# START OF SUPPLIED DATA

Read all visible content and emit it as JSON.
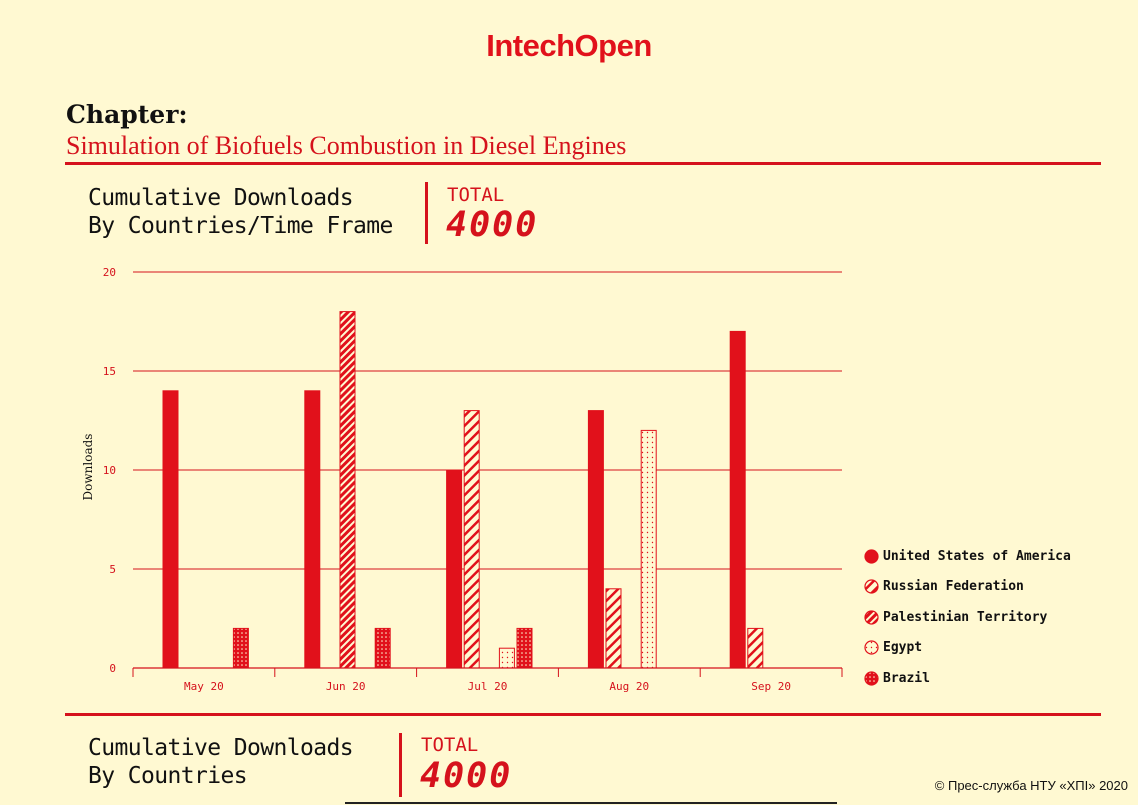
{
  "header": {
    "brand": "IntechOpen"
  },
  "chapter": {
    "label": "Chapter:",
    "title": "Simulation of Biofuels Combustion in Diesel Engines"
  },
  "section1": {
    "title": "Cumulative Downloads\nBy Countries/Time Frame",
    "total_label": "TOTAL",
    "total_value": "4000"
  },
  "section2": {
    "title": "Cumulative Downloads\nBy Countries",
    "total_label": "TOTAL",
    "total_value": "4000"
  },
  "credit": "© Прес-служба НТУ «ХПІ» 2020",
  "colors": {
    "accent": "#e1111b",
    "background": "#fff9d2"
  },
  "chart_data": {
    "type": "bar",
    "categories": [
      "May 20",
      "Jun 20",
      "Jul 20",
      "Aug 20",
      "Sep 20"
    ],
    "ylabel": "Downloads",
    "ylim": [
      0,
      20
    ],
    "yticks": [
      0,
      5,
      10,
      15,
      20
    ],
    "grid": true,
    "legend_position": "right",
    "series": [
      {
        "name": "United States of America",
        "pattern": "solid",
        "values": [
          14,
          14,
          10,
          13,
          17
        ]
      },
      {
        "name": "Russian Federation",
        "pattern": "hatch-light",
        "values": [
          0,
          0,
          13,
          4,
          2
        ]
      },
      {
        "name": "Palestinian Territory",
        "pattern": "hatch-dense",
        "values": [
          0,
          18,
          0,
          0,
          0
        ]
      },
      {
        "name": "Egypt",
        "pattern": "dots-light",
        "values": [
          0,
          0,
          1,
          12,
          0
        ]
      },
      {
        "name": "Brazil",
        "pattern": "dots-dense",
        "values": [
          2,
          2,
          2,
          0,
          0
        ]
      }
    ]
  }
}
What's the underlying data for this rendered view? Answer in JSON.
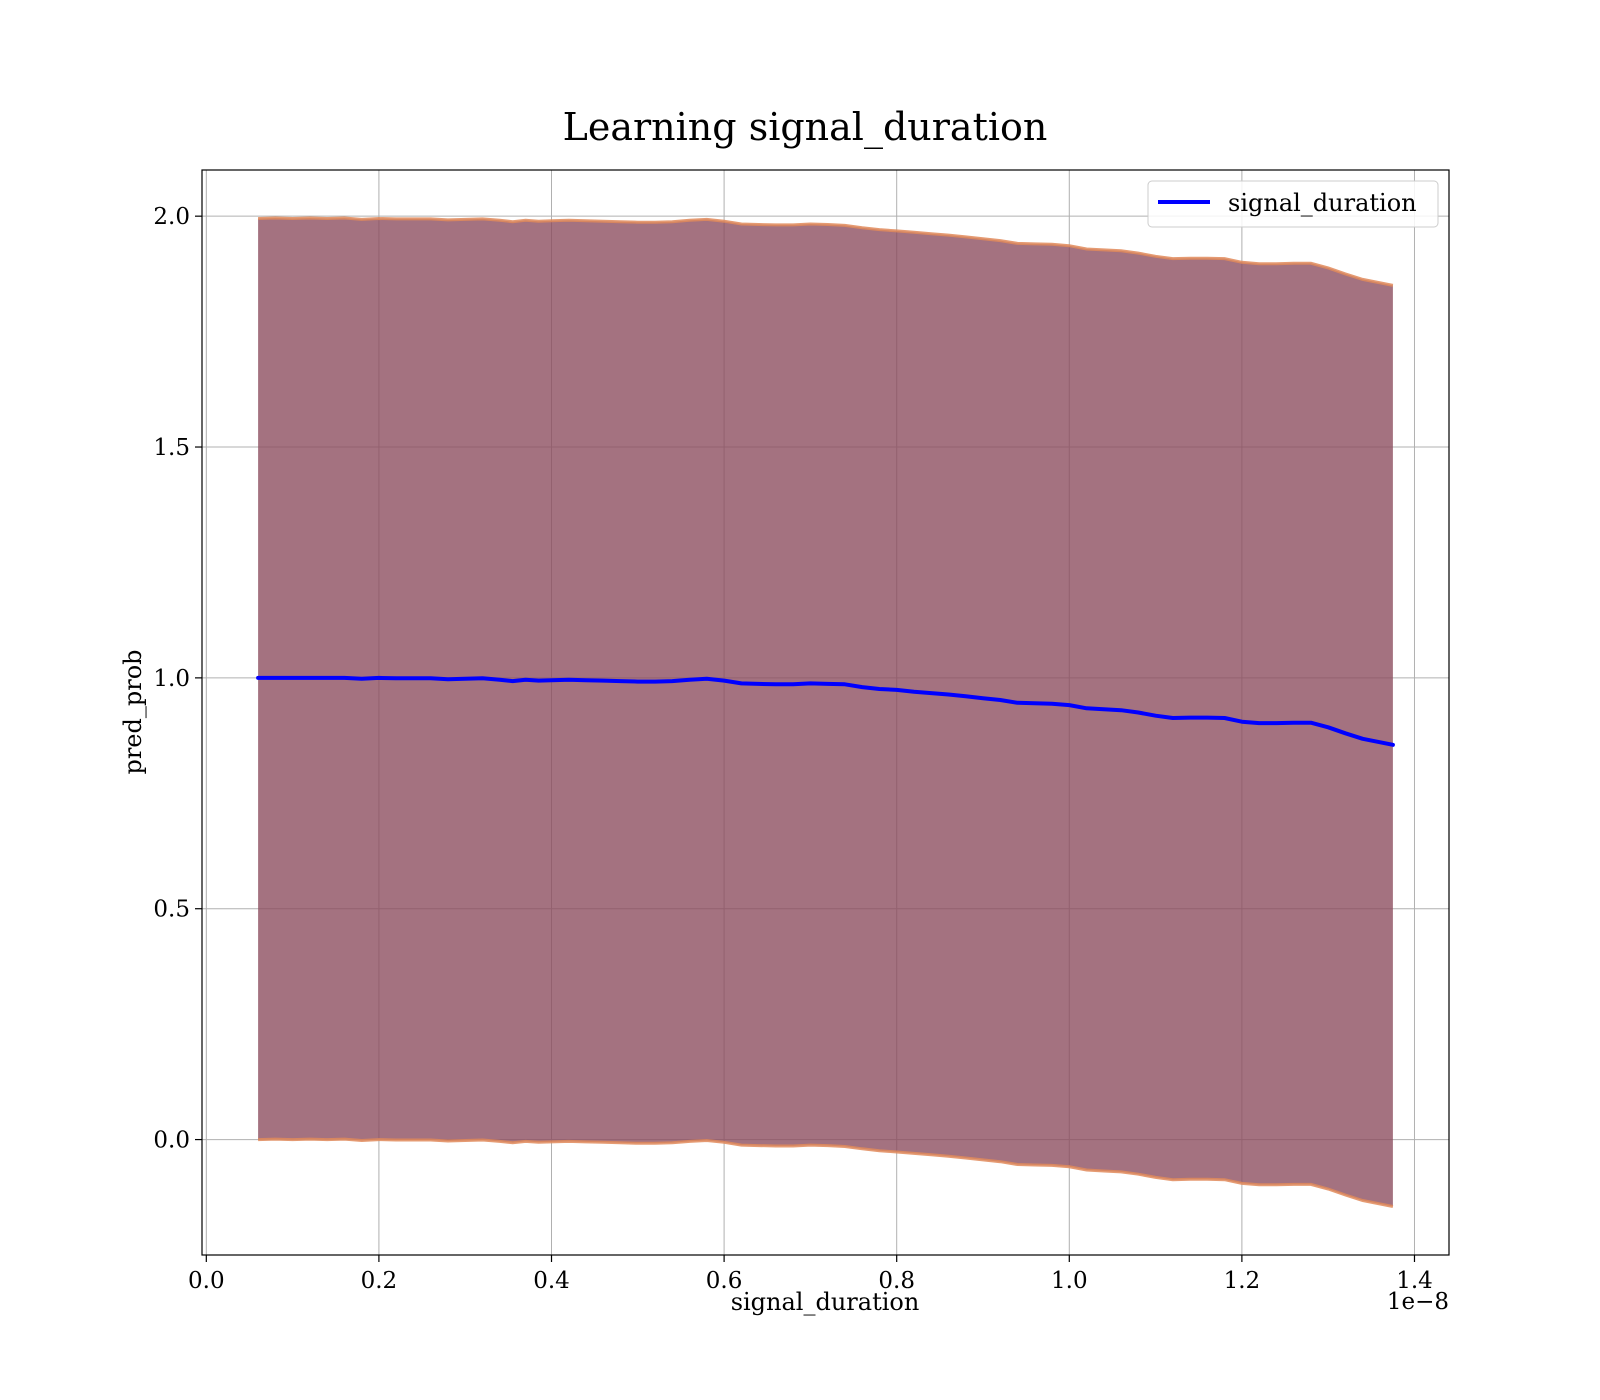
{
  "chart_data": {
    "type": "line",
    "title": "Learning signal_duration",
    "xlabel": "signal_duration",
    "ylabel": "pred_prob",
    "x_offset_text": "1e−8",
    "xlim": [
      -0.005,
      1.44
    ],
    "ylim": [
      -0.25,
      2.1
    ],
    "x_ticks": [
      "0.0",
      "0.2",
      "0.4",
      "0.6",
      "0.8",
      "1.0",
      "1.2",
      "1.4"
    ],
    "x_tick_values": [
      0.0,
      0.2,
      0.4,
      0.6,
      0.8,
      1.0,
      1.2,
      1.4
    ],
    "y_ticks": [
      "0.0",
      "0.5",
      "1.0",
      "1.5",
      "2.0"
    ],
    "y_tick_values": [
      0.0,
      0.5,
      1.0,
      1.5,
      2.0
    ],
    "grid": true,
    "legend_position": "top-right",
    "series": [
      {
        "name": "signal_duration",
        "color": "#0000ff",
        "x": [
          0.06,
          0.08,
          0.1,
          0.12,
          0.14,
          0.16,
          0.18,
          0.2,
          0.22,
          0.24,
          0.26,
          0.28,
          0.3,
          0.32,
          0.34,
          0.355,
          0.37,
          0.385,
          0.4,
          0.42,
          0.44,
          0.46,
          0.48,
          0.5,
          0.52,
          0.54,
          0.56,
          0.58,
          0.6,
          0.62,
          0.64,
          0.66,
          0.68,
          0.7,
          0.72,
          0.74,
          0.76,
          0.78,
          0.8,
          0.82,
          0.84,
          0.86,
          0.88,
          0.9,
          0.92,
          0.94,
          0.96,
          0.98,
          1.0,
          1.02,
          1.04,
          1.06,
          1.08,
          1.1,
          1.12,
          1.14,
          1.16,
          1.18,
          1.2,
          1.22,
          1.24,
          1.26,
          1.28,
          1.3,
          1.32,
          1.34,
          1.375
        ],
        "values": [
          1.0,
          1.0,
          1.0,
          1.0,
          1.0,
          1.0,
          0.998,
          1.0,
          0.999,
          0.999,
          0.999,
          0.997,
          0.998,
          0.999,
          0.996,
          0.993,
          0.996,
          0.994,
          0.995,
          0.996,
          0.995,
          0.994,
          0.993,
          0.992,
          0.992,
          0.993,
          0.996,
          0.998,
          0.994,
          0.988,
          0.987,
          0.986,
          0.986,
          0.988,
          0.987,
          0.986,
          0.98,
          0.976,
          0.974,
          0.97,
          0.967,
          0.964,
          0.96,
          0.956,
          0.952,
          0.946,
          0.945,
          0.944,
          0.941,
          0.934,
          0.932,
          0.93,
          0.925,
          0.918,
          0.913,
          0.914,
          0.914,
          0.913,
          0.905,
          0.902,
          0.902,
          0.903,
          0.903,
          0.893,
          0.88,
          0.868,
          0.855
        ]
      }
    ],
    "band": {
      "fill_color": "#8b4a5c",
      "edge_color": "#e08a5a",
      "upper": [
        1.995,
        1.996,
        1.995,
        1.996,
        1.995,
        1.996,
        1.993,
        1.995,
        1.994,
        1.994,
        1.994,
        1.992,
        1.993,
        1.994,
        1.991,
        1.988,
        1.991,
        1.989,
        1.99,
        1.991,
        1.99,
        1.989,
        1.988,
        1.987,
        1.987,
        1.988,
        1.991,
        1.993,
        1.989,
        1.983,
        1.982,
        1.981,
        1.981,
        1.983,
        1.982,
        1.98,
        1.975,
        1.971,
        1.968,
        1.965,
        1.962,
        1.959,
        1.955,
        1.951,
        1.947,
        1.941,
        1.94,
        1.939,
        1.936,
        1.929,
        1.927,
        1.925,
        1.92,
        1.913,
        1.908,
        1.909,
        1.909,
        1.908,
        1.9,
        1.897,
        1.897,
        1.898,
        1.898,
        1.888,
        1.875,
        1.863,
        1.85
      ],
      "lower": [
        0.0,
        0.001,
        0.0,
        0.001,
        0.0,
        0.001,
        -0.002,
        0.0,
        -0.001,
        -0.001,
        -0.001,
        -0.003,
        -0.002,
        -0.001,
        -0.004,
        -0.007,
        -0.004,
        -0.006,
        -0.005,
        -0.004,
        -0.005,
        -0.006,
        -0.007,
        -0.008,
        -0.008,
        -0.007,
        -0.004,
        -0.002,
        -0.006,
        -0.012,
        -0.013,
        -0.014,
        -0.014,
        -0.012,
        -0.013,
        -0.015,
        -0.02,
        -0.024,
        -0.027,
        -0.03,
        -0.033,
        -0.036,
        -0.04,
        -0.044,
        -0.048,
        -0.054,
        -0.055,
        -0.056,
        -0.059,
        -0.066,
        -0.068,
        -0.07,
        -0.075,
        -0.082,
        -0.087,
        -0.086,
        -0.086,
        -0.087,
        -0.095,
        -0.098,
        -0.098,
        -0.097,
        -0.097,
        -0.107,
        -0.12,
        -0.132,
        -0.145
      ]
    }
  }
}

# END OF SUPPLIED DATA

= PROBLEM TO WORK ON =
Looking at the records above, say how many lines hold the string "light". Write nothing but the number.

= FULL RESPONSE =
2